Source material
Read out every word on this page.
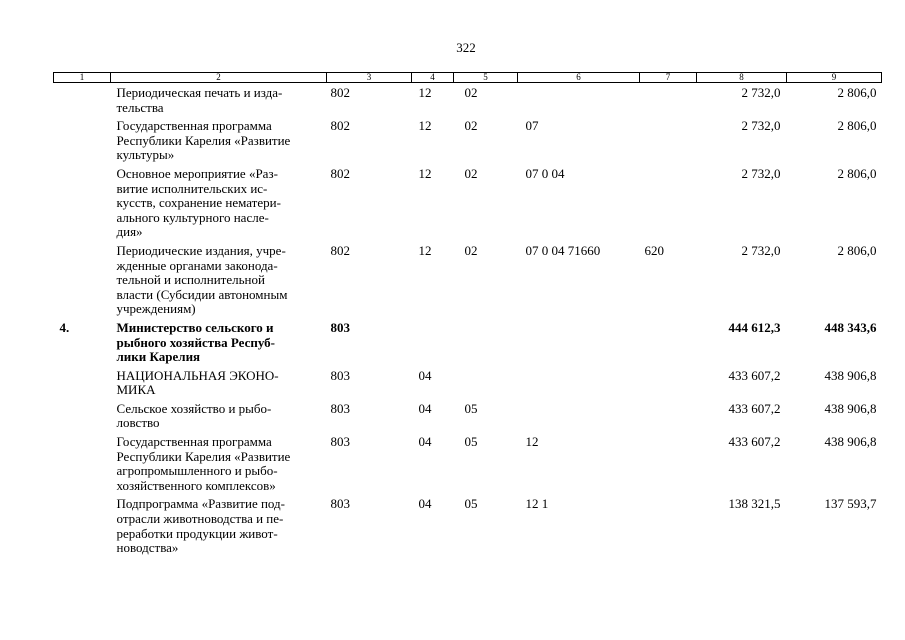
322
1	2	3	4	5	6	7	8	9
	Периодическая печать и изда-
тельства	802	12	02			2 732,0	2 806,0
	Государственная программа
Республики Карелия «Развитие
культуры»	802	12	02	07		2 732,0	2 806,0
	Основное мероприятие «Раз-
витие исполнительских ис-
кусств, сохранение нематери-
ального культурного насле-
дия»	802	12	02	07 0 04		2 732,0	2 806,0
	Периодические издания, учре-
жденные органами законода-
тельной и исполнительной
власти (Субсидии автономным
учреждениям)	802	12	02	07 0 04 71660	620	2 732,0	2 806,0
4.	Министерство сельского и
рыбного хозяйства Респуб-
лики Карелия	803					444 612,3	448 343,6
	НАЦИОНАЛЬНАЯ ЭКОНО-
МИКА	803	04				433 607,2	438 906,8
	Сельское хозяйство и рыбо-
ловство	803	04	05			433 607,2	438 906,8
	Государственная программа
Республики Карелия «Развитие
агропромышленного и рыбо-
хозяйственного комплексов»	803	04	05	12		433 607,2	438 906,8
	Подпрограмма «Развитие под-
отрасли животноводства и пе-
реработки продукции живот-
новодства»	803	04	05	12 1		138 321,5	137 593,7
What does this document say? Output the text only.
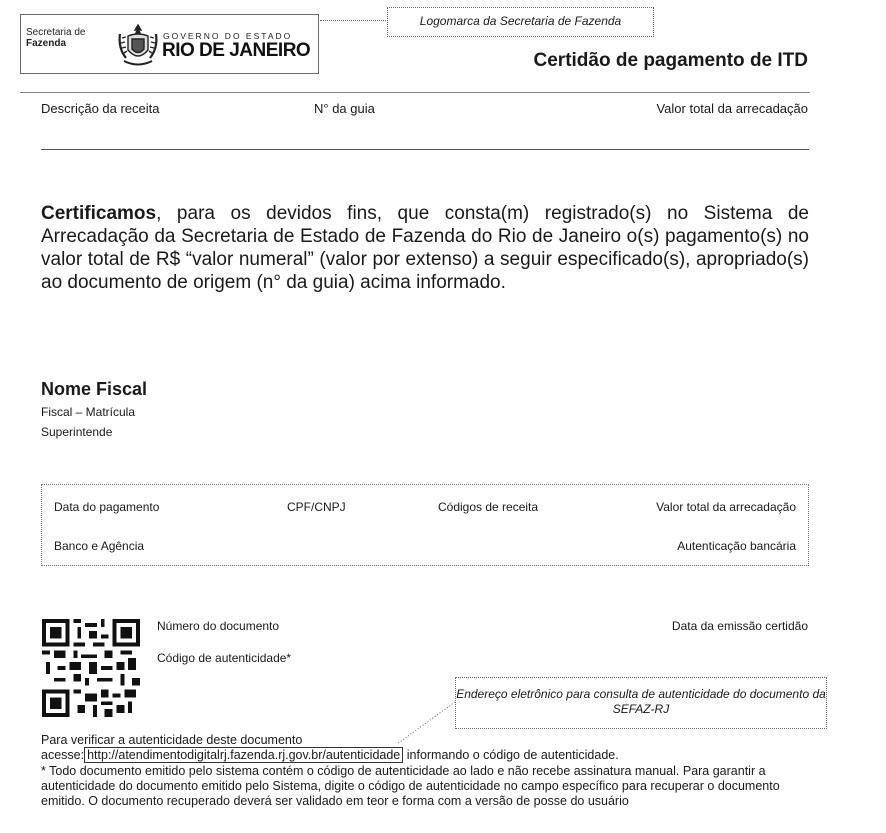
Secretaria de
Fazenda
GOVERNO DO ESTADO
RIO DE JANEIRO
Logomarca da Secretaria de Fazenda
Certidão de pagamento de ITD
Descrição da receita	N° da guia	Valor total da arrecadação
Certificamos, para os devidos fins, que consta(m) registrado(s) no Sistema de Arrecadação da Secretaria de Estado de Fazenda do Rio de Janeiro o(s) pagamento(s) no valor total de R$ “valor numeral” (valor por extenso) a seguir especificado(s), apropriado(s) ao documento de origem (n° da guia) acima informado.
Nome Fiscal
Fiscal – Matrícula
Superintende
Data do pagamento	CPF/CNPJ	Códigos de receita	Valor total da arrecadação
Banco e Agência	Autenticação bancária
Número do documento
Código de autenticidade*
Data da emissão certidão
Endereço eletrônico para consulta de autenticidade do documento da SEFAZ-RJ
Para verificar a autenticidade deste documento
acesse: http://atendimentodigitalrj.fazenda.rj.gov.br/autenticidade informando o código de autenticidade.
* Todo documento emitido pelo sistema contém o código de autenticidade ao lado e não recebe assinatura manual. Para garantir a autenticidade do documento emitido pelo Sistema, digite o código de autenticidade no campo específico para recuperar o documento emitido. O documento recuperado deverá ser validado em teor e forma com a versão de posse do usuário
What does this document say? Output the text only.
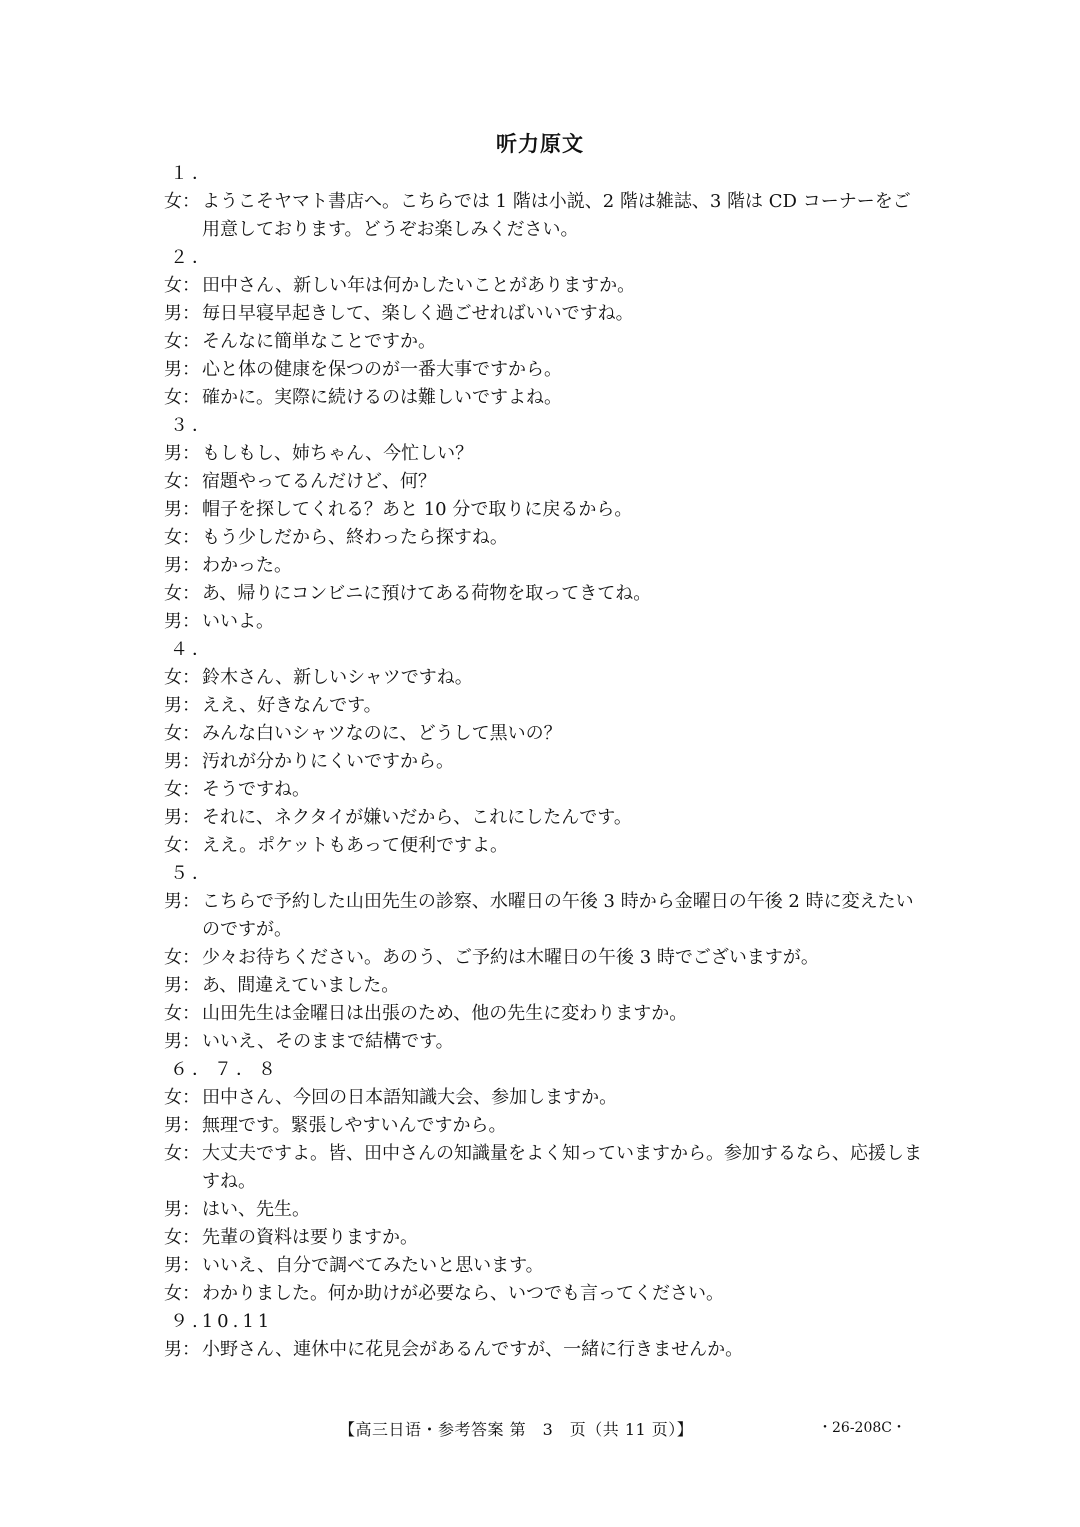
听力原文
１．
女： ようこそヤマト書店へ。こちらでは 1 階は小説、2 階は雑誌、3 階は CD コーナーをご用意しております。どうぞお楽しみください。
２．
女： 田中さん、新しい年は何かしたいことがありますか。
男： 毎日早寝早起きして、楽しく過ごせればいいですね。
女： そんなに簡単なことですか。
男： 心と体の健康を保つのが一番大事ですから。
女： 確かに。実際に続けるのは難しいですよね。
３．
男： もしもし、姉ちゃん、今忙しい？
女： 宿題やってるんだけど、何？
男： 帽子を探してくれる？あと 10 分で取りに戻るから。
女： もう少しだから、終わったら探すね。
男： わかった。
女： あ、帰りにコンビニに預けてある荷物を取ってきてね。
男： いいよ。
４．
女： 鈴木さん、新しいシャツですね。
男： ええ、好きなんです。
女： みんな白いシャツなのに、どうして黒いの？
男： 汚れが分かりにくいですから。
女： そうですね。
男： それに、ネクタイが嫌いだから、これにしたんです。
女： ええ。ポケットもあって便利ですよ。
５．
男： こちらで予約した山田先生の診察、水曜日の午後 3 時から金曜日の午後 2 時に変えたいのですが。
女： 少々お待ちください。あのう、ご予約は木曜日の午後 3 時でございますが。
男： あ、間違えていました。
女： 山田先生は金曜日は出張のため、他の先生に変わりますか。
男： いいえ、そのままで結構です。
６．７．８
女： 田中さん、今回の日本語知識大会、参加しますか。
男： 無理です。緊張しやすいんですから。
女： 大丈夫ですよ。皆、田中さんの知識量をよく知っていますから。参加するなら、応援しますね。
男： はい、先生。
女： 先輩の資料は要りますか。
男： いいえ、自分で調べてみたいと思います。
女： わかりました。何か助けが必要なら、いつでも言ってください。
９.10.11
男： 小野さん、連休中に花見会があるんですが、一緒に行きませんか。
【高三日语・参考答案 第　3　页（共 11 页）】	・26-208C・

Task description
State the count of lines above containing the string "guia", and add nothing to it.

Answer to the problem
2